§ **Directions**: Type out every line below exactly as it reads.

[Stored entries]
━━━━━━━━━━━━━━━━

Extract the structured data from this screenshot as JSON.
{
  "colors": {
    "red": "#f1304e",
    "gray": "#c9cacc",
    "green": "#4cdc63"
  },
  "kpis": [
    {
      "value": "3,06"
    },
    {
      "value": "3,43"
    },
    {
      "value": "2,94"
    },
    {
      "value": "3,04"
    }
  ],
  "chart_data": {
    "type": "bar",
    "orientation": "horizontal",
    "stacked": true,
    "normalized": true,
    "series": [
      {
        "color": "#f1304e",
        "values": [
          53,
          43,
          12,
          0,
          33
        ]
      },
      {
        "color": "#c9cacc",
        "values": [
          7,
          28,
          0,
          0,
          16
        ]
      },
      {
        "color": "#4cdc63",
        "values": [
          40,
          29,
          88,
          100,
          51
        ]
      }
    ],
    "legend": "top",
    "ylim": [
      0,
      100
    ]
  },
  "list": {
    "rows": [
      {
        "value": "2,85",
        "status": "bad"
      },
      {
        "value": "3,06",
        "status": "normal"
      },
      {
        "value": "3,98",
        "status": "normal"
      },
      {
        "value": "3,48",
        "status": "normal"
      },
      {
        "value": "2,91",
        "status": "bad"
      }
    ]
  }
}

━━━━━━━━━━━━━━━━

§ **Complete output**:
Extract the structured data from this screenshot as JSON.
{
  "colors": {
    "red": "#f1304e",
    "gray": "#c9cacc",
    "green": "#4cdc63"
  },
  "kpis": [
    {
      "value": "3,06"
    },
    {
      "value": "3,43"
    },
    {
      "value": "2,94"
    },
    {
      "value": "3,04"
    }
  ],
  "chart_data": {
    "type": "bar",
    "orientation": "horizontal",
    "stacked": true,
    "normalized": true,
    "series": [
      {
        "color": "#f1304e",
        "values": [
          53,
          43,
          12,
          0,
          33
        ]
      },
      {
        "color": "#c9cacc",
        "values": [
          7,
          28,
          0,
          0,
          16
        ]
      },
      {
        "color": "#4cdc63",
        "values": [
          40,
          29,
          88,
          100,
          51
        ]
      }
    ],
    "legend": "top",
    "ylim": [
      0,
      100
    ]
  },
  "list": {
    "rows": [
      {
        "value": "2,85",
        "status": "bad"
      },
      {
        "value": "3,06",
        "status": "normal"
      },
      {
        "value": "3,98",
        "status": "normal"
      },
      {
        "value": "3,48",
        "status": "normal"
      },
      {
        "value": "2,91",
        "status": "bad"
      }
    ]
  }
}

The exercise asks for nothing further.